* start DATASET RECORDS *

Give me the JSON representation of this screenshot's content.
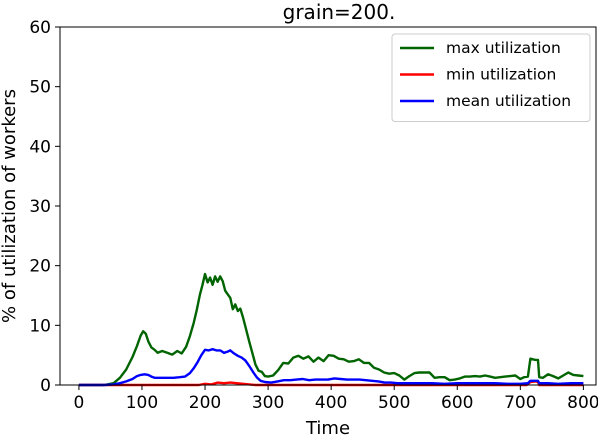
{
  "chart_data": {
    "type": "line",
    "title": "grain=200.",
    "xlabel": "Time",
    "ylabel": "% of utilization of workers",
    "xlim": [
      -30,
      820
    ],
    "ylim": [
      0,
      60
    ],
    "x_ticks": [
      0,
      100,
      200,
      300,
      400,
      500,
      600,
      700,
      800
    ],
    "y_ticks": [
      0,
      10,
      20,
      30,
      40,
      50,
      60
    ],
    "grid": false,
    "legend_position": "top-right",
    "series": [
      {
        "name": "max utilization",
        "color": "#006400",
        "points": [
          [
            0,
            0.0
          ],
          [
            20,
            0.0
          ],
          [
            40,
            0.0
          ],
          [
            55,
            0.3
          ],
          [
            65,
            1.2
          ],
          [
            75,
            2.6
          ],
          [
            85,
            4.7
          ],
          [
            92,
            6.5
          ],
          [
            98,
            8.3
          ],
          [
            102,
            9.0
          ],
          [
            106,
            8.6
          ],
          [
            110,
            7.3
          ],
          [
            115,
            6.3
          ],
          [
            120,
            5.9
          ],
          [
            125,
            5.4
          ],
          [
            132,
            5.7
          ],
          [
            140,
            5.4
          ],
          [
            148,
            5.1
          ],
          [
            156,
            5.7
          ],
          [
            163,
            5.3
          ],
          [
            170,
            6.4
          ],
          [
            176,
            8.2
          ],
          [
            182,
            10.4
          ],
          [
            187,
            12.6
          ],
          [
            192,
            15.2
          ],
          [
            196,
            16.8
          ],
          [
            200,
            18.6
          ],
          [
            204,
            17.2
          ],
          [
            208,
            18.0
          ],
          [
            212,
            16.8
          ],
          [
            216,
            18.2
          ],
          [
            220,
            17.3
          ],
          [
            224,
            18.2
          ],
          [
            228,
            17.4
          ],
          [
            232,
            15.8
          ],
          [
            236,
            15.2
          ],
          [
            240,
            14.6
          ],
          [
            244,
            12.7
          ],
          [
            248,
            13.5
          ],
          [
            252,
            12.4
          ],
          [
            256,
            12.8
          ],
          [
            260,
            11.4
          ],
          [
            265,
            9.4
          ],
          [
            270,
            7.3
          ],
          [
            275,
            5.4
          ],
          [
            280,
            3.4
          ],
          [
            285,
            2.4
          ],
          [
            290,
            2.2
          ],
          [
            295,
            1.5
          ],
          [
            300,
            1.4
          ],
          [
            308,
            1.6
          ],
          [
            316,
            2.5
          ],
          [
            324,
            3.7
          ],
          [
            332,
            3.6
          ],
          [
            340,
            4.6
          ],
          [
            348,
            4.9
          ],
          [
            356,
            4.4
          ],
          [
            364,
            4.8
          ],
          [
            372,
            3.9
          ],
          [
            380,
            4.6
          ],
          [
            388,
            4.0
          ],
          [
            396,
            5.0
          ],
          [
            404,
            4.9
          ],
          [
            412,
            4.4
          ],
          [
            420,
            4.3
          ],
          [
            428,
            3.9
          ],
          [
            436,
            4.0
          ],
          [
            444,
            4.3
          ],
          [
            452,
            3.7
          ],
          [
            460,
            3.7
          ],
          [
            468,
            2.9
          ],
          [
            476,
            2.6
          ],
          [
            484,
            2.1
          ],
          [
            492,
            1.9
          ],
          [
            500,
            2.0
          ],
          [
            508,
            1.6
          ],
          [
            516,
            0.9
          ],
          [
            524,
            1.5
          ],
          [
            532,
            2.0
          ],
          [
            540,
            2.1
          ],
          [
            548,
            2.1
          ],
          [
            556,
            2.1
          ],
          [
            564,
            1.2
          ],
          [
            572,
            1.3
          ],
          [
            580,
            1.3
          ],
          [
            588,
            0.8
          ],
          [
            596,
            0.9
          ],
          [
            604,
            1.1
          ],
          [
            612,
            1.4
          ],
          [
            620,
            1.4
          ],
          [
            628,
            1.5
          ],
          [
            636,
            1.4
          ],
          [
            644,
            1.6
          ],
          [
            652,
            1.4
          ],
          [
            660,
            1.2
          ],
          [
            668,
            1.3
          ],
          [
            676,
            1.4
          ],
          [
            684,
            1.5
          ],
          [
            692,
            1.6
          ],
          [
            700,
            1.0
          ],
          [
            706,
            1.3
          ],
          [
            712,
            1.4
          ],
          [
            716,
            4.4
          ],
          [
            720,
            4.3
          ],
          [
            724,
            4.2
          ],
          [
            728,
            4.2
          ],
          [
            730,
            1.3
          ],
          [
            736,
            1.2
          ],
          [
            744,
            1.8
          ],
          [
            752,
            1.5
          ],
          [
            760,
            1.1
          ],
          [
            768,
            1.6
          ],
          [
            776,
            2.1
          ],
          [
            784,
            1.7
          ],
          [
            792,
            1.6
          ],
          [
            800,
            1.5
          ]
        ]
      },
      {
        "name": "min utilization",
        "color": "#ff0000",
        "points": [
          [
            0,
            0.0
          ],
          [
            190,
            0.0
          ],
          [
            200,
            0.2
          ],
          [
            210,
            0.1
          ],
          [
            220,
            0.4
          ],
          [
            230,
            0.3
          ],
          [
            240,
            0.4
          ],
          [
            250,
            0.3
          ],
          [
            260,
            0.2
          ],
          [
            270,
            0.1
          ],
          [
            280,
            0.0
          ],
          [
            710,
            0.0
          ],
          [
            716,
            0.5
          ],
          [
            724,
            0.6
          ],
          [
            728,
            0.5
          ],
          [
            730,
            0.0
          ],
          [
            800,
            0.0
          ]
        ]
      },
      {
        "name": "mean utilization",
        "color": "#0000ff",
        "points": [
          [
            0,
            0.0
          ],
          [
            40,
            0.0
          ],
          [
            55,
            0.1
          ],
          [
            65,
            0.3
          ],
          [
            75,
            0.6
          ],
          [
            85,
            1.0
          ],
          [
            92,
            1.5
          ],
          [
            98,
            1.7
          ],
          [
            104,
            1.8
          ],
          [
            110,
            1.7
          ],
          [
            115,
            1.4
          ],
          [
            120,
            1.2
          ],
          [
            130,
            1.2
          ],
          [
            140,
            1.2
          ],
          [
            150,
            1.2
          ],
          [
            160,
            1.3
          ],
          [
            168,
            1.4
          ],
          [
            176,
            2.0
          ],
          [
            182,
            2.8
          ],
          [
            188,
            3.8
          ],
          [
            194,
            5.0
          ],
          [
            200,
            5.9
          ],
          [
            206,
            5.8
          ],
          [
            212,
            6.0
          ],
          [
            218,
            5.8
          ],
          [
            224,
            5.8
          ],
          [
            230,
            5.4
          ],
          [
            236,
            5.6
          ],
          [
            240,
            5.8
          ],
          [
            246,
            5.3
          ],
          [
            252,
            4.9
          ],
          [
            258,
            4.6
          ],
          [
            264,
            4.1
          ],
          [
            270,
            3.2
          ],
          [
            276,
            2.2
          ],
          [
            282,
            1.3
          ],
          [
            288,
            0.7
          ],
          [
            295,
            0.5
          ],
          [
            305,
            0.4
          ],
          [
            315,
            0.6
          ],
          [
            325,
            0.8
          ],
          [
            335,
            0.8
          ],
          [
            345,
            0.9
          ],
          [
            355,
            1.0
          ],
          [
            365,
            0.8
          ],
          [
            375,
            0.9
          ],
          [
            385,
            0.9
          ],
          [
            395,
            0.9
          ],
          [
            405,
            1.1
          ],
          [
            415,
            1.0
          ],
          [
            425,
            0.9
          ],
          [
            435,
            0.9
          ],
          [
            445,
            0.9
          ],
          [
            455,
            0.8
          ],
          [
            465,
            0.7
          ],
          [
            475,
            0.6
          ],
          [
            485,
            0.4
          ],
          [
            495,
            0.4
          ],
          [
            505,
            0.3
          ],
          [
            520,
            0.3
          ],
          [
            540,
            0.3
          ],
          [
            560,
            0.3
          ],
          [
            580,
            0.2
          ],
          [
            600,
            0.3
          ],
          [
            620,
            0.3
          ],
          [
            640,
            0.3
          ],
          [
            660,
            0.3
          ],
          [
            680,
            0.2
          ],
          [
            700,
            0.2
          ],
          [
            712,
            0.3
          ],
          [
            716,
            0.7
          ],
          [
            724,
            0.7
          ],
          [
            728,
            0.7
          ],
          [
            730,
            0.3
          ],
          [
            744,
            0.3
          ],
          [
            760,
            0.2
          ],
          [
            780,
            0.3
          ],
          [
            800,
            0.3
          ]
        ]
      }
    ]
  }
}
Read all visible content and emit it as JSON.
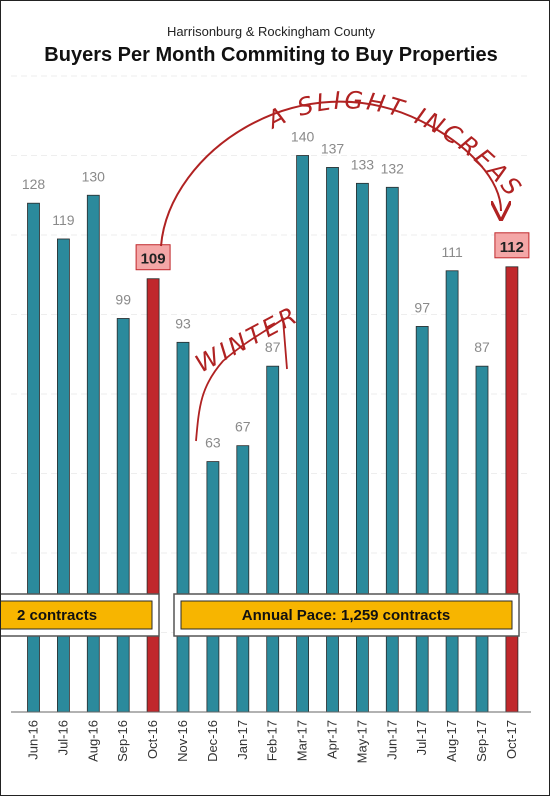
{
  "chart_data": {
    "type": "bar",
    "subtitle": "Harrisonburg & Rockingham County",
    "title": "Buyers Per Month Commiting to Buy Properties",
    "categories": [
      "Jun-16",
      "Jul-16",
      "Aug-16",
      "Sep-16",
      "Oct-16",
      "Nov-16",
      "Dec-16",
      "Jan-17",
      "Feb-17",
      "Mar-17",
      "Apr-17",
      "May-17",
      "Jun-17",
      "Jul-17",
      "Aug-17",
      "Sep-17",
      "Oct-17"
    ],
    "values": [
      128,
      119,
      130,
      99,
      109,
      93,
      63,
      67,
      87,
      140,
      137,
      133,
      132,
      97,
      111,
      87,
      112
    ],
    "highlighted": [
      "Oct-16",
      "Oct-17"
    ],
    "ylim": [
      0,
      160
    ],
    "grid": true,
    "colors": {
      "bar": "#2b8a9c",
      "highlight": "#c0282c",
      "highlight_label_bg": "#f4a7a7",
      "pace_box": "#f7b500"
    },
    "pace_boxes": [
      {
        "text": "2 contracts"
      },
      {
        "text": "Annual Pace: 1,259 contracts"
      }
    ],
    "annotations": [
      {
        "text": "A SLIGHT INCREASE"
      },
      {
        "text": "WINTER"
      }
    ]
  }
}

* end DATASET RECORDS *

INSTRUCTIONS TO FOLLOW: Look over the material above and show each line where "text" appears.

REPLY:
        "text": "2 contracts"
        "text": "Annual Pace: 1,259 contracts"
        "text": "A SLIGHT INCREASE"
        "text": "WINTER"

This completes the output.